• [Work to complete] Scan the data below and pick out the lines containing the word "label".

(Figure record extracts)
-=-=-

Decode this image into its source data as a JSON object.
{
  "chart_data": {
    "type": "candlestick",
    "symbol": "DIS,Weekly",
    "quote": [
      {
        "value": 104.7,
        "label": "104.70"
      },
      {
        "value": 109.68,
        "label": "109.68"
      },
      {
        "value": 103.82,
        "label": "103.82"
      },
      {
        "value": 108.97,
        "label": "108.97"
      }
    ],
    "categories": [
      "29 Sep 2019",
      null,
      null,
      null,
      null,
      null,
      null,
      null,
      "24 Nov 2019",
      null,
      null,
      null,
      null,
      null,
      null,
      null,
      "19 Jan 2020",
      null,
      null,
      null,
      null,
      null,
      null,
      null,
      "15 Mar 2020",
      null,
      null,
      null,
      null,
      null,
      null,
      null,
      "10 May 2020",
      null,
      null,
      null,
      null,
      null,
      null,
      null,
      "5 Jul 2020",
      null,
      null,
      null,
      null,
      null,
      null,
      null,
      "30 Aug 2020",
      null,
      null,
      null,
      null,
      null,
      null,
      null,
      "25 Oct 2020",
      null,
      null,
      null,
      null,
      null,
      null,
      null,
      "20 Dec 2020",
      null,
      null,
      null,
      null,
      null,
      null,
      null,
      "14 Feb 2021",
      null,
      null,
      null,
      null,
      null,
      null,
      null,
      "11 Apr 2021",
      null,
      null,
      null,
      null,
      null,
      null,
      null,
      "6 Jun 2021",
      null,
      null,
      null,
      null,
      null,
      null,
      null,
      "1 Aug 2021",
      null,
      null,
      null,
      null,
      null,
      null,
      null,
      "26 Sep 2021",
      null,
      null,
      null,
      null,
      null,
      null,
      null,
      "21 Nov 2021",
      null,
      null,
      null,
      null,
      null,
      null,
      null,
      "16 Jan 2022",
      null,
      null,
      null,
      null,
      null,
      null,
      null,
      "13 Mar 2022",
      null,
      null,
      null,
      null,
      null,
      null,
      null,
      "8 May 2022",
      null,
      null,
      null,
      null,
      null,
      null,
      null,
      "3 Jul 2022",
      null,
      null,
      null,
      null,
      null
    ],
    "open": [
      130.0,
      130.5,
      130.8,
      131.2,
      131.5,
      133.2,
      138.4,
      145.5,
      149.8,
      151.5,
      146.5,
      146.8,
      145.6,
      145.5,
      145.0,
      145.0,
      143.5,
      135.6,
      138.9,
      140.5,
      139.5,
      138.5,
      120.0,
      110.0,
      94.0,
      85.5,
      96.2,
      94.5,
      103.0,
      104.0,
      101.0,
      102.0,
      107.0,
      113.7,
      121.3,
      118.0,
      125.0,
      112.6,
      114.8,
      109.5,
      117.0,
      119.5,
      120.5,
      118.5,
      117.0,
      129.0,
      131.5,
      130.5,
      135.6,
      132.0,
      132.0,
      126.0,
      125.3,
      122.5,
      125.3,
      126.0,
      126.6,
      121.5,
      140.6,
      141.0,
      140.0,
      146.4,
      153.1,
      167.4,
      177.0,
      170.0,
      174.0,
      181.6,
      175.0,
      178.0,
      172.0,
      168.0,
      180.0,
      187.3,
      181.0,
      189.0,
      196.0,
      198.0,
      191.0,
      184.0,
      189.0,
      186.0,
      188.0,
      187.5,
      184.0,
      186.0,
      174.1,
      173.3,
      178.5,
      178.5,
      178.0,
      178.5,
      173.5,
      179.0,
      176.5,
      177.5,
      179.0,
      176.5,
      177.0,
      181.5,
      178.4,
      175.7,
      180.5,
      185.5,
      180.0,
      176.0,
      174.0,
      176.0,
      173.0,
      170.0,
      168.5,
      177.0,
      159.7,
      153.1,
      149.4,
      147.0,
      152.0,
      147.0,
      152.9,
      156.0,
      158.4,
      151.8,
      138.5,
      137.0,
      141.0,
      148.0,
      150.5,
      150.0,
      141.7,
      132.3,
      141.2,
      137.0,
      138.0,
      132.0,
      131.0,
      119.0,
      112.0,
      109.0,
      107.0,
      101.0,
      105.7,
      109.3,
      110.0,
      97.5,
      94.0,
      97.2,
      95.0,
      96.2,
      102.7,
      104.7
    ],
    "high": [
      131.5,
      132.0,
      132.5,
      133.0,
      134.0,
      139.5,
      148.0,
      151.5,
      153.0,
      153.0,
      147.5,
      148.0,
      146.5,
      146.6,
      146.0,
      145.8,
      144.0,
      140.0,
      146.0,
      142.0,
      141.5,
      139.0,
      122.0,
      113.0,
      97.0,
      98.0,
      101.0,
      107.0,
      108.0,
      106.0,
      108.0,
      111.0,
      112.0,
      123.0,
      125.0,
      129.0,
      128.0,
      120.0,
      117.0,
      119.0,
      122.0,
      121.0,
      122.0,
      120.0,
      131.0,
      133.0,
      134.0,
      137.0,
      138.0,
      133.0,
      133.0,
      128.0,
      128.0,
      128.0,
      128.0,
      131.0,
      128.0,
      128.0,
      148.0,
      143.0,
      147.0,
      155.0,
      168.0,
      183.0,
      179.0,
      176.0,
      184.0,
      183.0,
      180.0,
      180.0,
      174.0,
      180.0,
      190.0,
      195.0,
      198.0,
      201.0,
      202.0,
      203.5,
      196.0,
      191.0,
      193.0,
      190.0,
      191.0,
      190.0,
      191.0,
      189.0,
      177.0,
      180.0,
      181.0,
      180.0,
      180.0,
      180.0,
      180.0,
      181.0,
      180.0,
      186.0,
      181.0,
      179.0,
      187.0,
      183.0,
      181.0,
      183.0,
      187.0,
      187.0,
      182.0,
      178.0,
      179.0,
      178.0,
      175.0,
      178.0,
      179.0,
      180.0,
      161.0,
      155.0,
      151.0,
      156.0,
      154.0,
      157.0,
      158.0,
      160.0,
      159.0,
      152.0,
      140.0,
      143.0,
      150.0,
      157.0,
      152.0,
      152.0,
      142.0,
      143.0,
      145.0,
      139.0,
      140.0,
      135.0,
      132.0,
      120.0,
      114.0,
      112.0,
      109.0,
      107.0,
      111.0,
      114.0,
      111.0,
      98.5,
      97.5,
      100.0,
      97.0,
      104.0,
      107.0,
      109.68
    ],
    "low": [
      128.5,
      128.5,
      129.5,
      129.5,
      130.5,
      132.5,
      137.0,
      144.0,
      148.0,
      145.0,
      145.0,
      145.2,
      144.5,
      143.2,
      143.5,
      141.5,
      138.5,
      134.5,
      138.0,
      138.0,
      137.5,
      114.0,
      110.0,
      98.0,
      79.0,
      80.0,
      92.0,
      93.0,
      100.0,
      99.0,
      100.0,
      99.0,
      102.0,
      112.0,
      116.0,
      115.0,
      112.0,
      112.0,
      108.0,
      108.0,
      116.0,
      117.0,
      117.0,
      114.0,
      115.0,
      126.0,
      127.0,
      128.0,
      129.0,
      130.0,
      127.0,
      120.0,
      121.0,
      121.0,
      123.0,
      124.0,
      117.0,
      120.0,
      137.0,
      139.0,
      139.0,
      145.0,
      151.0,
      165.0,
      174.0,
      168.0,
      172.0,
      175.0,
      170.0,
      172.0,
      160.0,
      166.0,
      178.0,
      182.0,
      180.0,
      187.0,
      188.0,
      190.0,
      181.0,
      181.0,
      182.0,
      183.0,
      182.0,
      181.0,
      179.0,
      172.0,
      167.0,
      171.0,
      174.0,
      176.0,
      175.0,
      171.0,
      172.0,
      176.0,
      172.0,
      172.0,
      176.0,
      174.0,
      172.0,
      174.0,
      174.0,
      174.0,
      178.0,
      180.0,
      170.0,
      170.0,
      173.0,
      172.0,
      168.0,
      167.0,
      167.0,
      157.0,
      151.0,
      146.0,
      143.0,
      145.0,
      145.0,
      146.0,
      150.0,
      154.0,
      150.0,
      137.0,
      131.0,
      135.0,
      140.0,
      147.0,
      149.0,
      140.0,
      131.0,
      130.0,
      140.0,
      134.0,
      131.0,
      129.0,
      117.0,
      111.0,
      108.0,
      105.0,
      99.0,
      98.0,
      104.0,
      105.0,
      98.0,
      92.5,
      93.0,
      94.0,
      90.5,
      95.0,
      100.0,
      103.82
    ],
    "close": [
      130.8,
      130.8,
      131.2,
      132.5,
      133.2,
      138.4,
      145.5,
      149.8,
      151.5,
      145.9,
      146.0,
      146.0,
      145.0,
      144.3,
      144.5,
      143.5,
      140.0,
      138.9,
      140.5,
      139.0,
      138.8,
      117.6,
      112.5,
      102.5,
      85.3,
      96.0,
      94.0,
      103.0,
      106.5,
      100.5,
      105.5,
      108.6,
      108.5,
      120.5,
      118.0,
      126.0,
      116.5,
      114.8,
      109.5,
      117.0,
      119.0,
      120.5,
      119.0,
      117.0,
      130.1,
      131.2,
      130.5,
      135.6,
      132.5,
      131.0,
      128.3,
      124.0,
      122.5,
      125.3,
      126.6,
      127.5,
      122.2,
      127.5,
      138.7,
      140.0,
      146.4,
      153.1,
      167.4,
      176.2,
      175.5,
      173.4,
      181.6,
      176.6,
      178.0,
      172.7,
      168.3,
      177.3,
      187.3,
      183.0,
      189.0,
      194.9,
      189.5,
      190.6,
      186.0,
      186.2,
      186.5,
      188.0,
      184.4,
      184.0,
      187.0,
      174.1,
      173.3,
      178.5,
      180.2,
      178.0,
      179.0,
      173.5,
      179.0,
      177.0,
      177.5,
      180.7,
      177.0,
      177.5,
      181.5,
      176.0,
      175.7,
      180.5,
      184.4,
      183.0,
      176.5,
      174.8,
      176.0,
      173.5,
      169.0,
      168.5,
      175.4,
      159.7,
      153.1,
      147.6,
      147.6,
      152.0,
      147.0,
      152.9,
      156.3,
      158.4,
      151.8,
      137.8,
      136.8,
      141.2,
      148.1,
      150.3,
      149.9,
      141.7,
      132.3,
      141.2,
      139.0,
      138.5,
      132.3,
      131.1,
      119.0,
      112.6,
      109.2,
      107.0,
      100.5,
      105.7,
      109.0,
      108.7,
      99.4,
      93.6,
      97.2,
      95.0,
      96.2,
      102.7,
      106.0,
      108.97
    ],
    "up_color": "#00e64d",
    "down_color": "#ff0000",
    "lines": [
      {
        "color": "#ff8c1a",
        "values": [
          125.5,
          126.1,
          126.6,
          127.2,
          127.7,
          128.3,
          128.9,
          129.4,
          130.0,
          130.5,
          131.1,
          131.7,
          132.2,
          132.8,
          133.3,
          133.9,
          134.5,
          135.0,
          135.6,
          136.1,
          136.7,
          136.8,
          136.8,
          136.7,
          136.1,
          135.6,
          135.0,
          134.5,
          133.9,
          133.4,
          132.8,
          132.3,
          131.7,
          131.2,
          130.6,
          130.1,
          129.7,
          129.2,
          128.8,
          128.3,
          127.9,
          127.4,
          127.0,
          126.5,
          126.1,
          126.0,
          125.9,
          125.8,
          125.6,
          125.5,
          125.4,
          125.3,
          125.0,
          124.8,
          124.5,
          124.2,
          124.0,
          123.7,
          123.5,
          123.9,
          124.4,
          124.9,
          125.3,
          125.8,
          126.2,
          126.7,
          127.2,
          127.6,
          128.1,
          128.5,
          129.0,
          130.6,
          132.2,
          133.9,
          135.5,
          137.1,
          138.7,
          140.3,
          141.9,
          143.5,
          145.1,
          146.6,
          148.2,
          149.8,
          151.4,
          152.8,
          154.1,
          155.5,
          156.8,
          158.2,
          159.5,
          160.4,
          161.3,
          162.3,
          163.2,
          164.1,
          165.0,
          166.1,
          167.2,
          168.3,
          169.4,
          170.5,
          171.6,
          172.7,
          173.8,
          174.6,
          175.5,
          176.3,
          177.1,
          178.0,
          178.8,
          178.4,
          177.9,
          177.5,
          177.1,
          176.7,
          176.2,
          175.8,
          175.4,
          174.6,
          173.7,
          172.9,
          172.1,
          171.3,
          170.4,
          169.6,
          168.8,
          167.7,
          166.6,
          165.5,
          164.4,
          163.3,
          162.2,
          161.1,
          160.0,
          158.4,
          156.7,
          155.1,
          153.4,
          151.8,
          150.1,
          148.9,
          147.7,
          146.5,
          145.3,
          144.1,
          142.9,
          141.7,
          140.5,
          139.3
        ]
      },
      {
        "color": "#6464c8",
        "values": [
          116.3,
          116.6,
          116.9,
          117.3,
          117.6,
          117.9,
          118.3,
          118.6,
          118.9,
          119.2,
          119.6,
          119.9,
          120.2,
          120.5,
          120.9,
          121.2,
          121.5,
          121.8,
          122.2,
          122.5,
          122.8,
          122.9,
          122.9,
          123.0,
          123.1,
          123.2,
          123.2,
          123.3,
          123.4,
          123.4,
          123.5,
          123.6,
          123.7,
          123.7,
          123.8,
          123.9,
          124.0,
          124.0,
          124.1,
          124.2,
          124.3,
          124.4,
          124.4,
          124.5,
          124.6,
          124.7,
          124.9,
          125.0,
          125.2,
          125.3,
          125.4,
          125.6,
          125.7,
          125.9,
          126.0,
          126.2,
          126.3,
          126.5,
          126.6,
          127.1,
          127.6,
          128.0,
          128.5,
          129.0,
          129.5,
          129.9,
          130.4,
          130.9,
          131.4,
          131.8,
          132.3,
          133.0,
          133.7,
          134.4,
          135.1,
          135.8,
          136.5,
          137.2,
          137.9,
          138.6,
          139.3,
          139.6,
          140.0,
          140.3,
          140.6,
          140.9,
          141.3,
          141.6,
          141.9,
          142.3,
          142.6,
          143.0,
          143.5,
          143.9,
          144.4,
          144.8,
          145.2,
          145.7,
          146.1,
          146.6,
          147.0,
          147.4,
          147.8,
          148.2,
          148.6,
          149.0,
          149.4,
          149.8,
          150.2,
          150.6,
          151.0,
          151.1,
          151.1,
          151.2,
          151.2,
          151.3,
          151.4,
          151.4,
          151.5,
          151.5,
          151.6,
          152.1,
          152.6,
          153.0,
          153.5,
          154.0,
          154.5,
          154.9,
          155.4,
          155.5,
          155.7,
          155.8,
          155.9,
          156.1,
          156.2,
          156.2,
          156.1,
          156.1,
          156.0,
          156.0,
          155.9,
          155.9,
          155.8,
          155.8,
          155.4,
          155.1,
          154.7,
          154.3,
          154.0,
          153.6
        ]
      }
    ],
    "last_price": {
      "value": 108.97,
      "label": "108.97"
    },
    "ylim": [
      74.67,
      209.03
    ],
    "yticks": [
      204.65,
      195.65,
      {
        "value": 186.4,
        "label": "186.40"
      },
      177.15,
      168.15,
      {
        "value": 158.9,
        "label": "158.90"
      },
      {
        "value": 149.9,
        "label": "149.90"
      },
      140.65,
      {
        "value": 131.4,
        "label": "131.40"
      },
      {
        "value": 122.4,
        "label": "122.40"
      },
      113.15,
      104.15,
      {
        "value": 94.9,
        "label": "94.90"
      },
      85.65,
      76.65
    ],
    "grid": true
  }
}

-=-=-

• [Written solution]
        "label": "104.70"
        "label": "109.68"
        "label": "103.82"
        "label": "108.97"
      "label": "108.97"
        "label": "186.40"
        "label": "158.90"
        "label": "149.90"
        "label": "131.40"
        "label": "122.40"
        "label": "94.90"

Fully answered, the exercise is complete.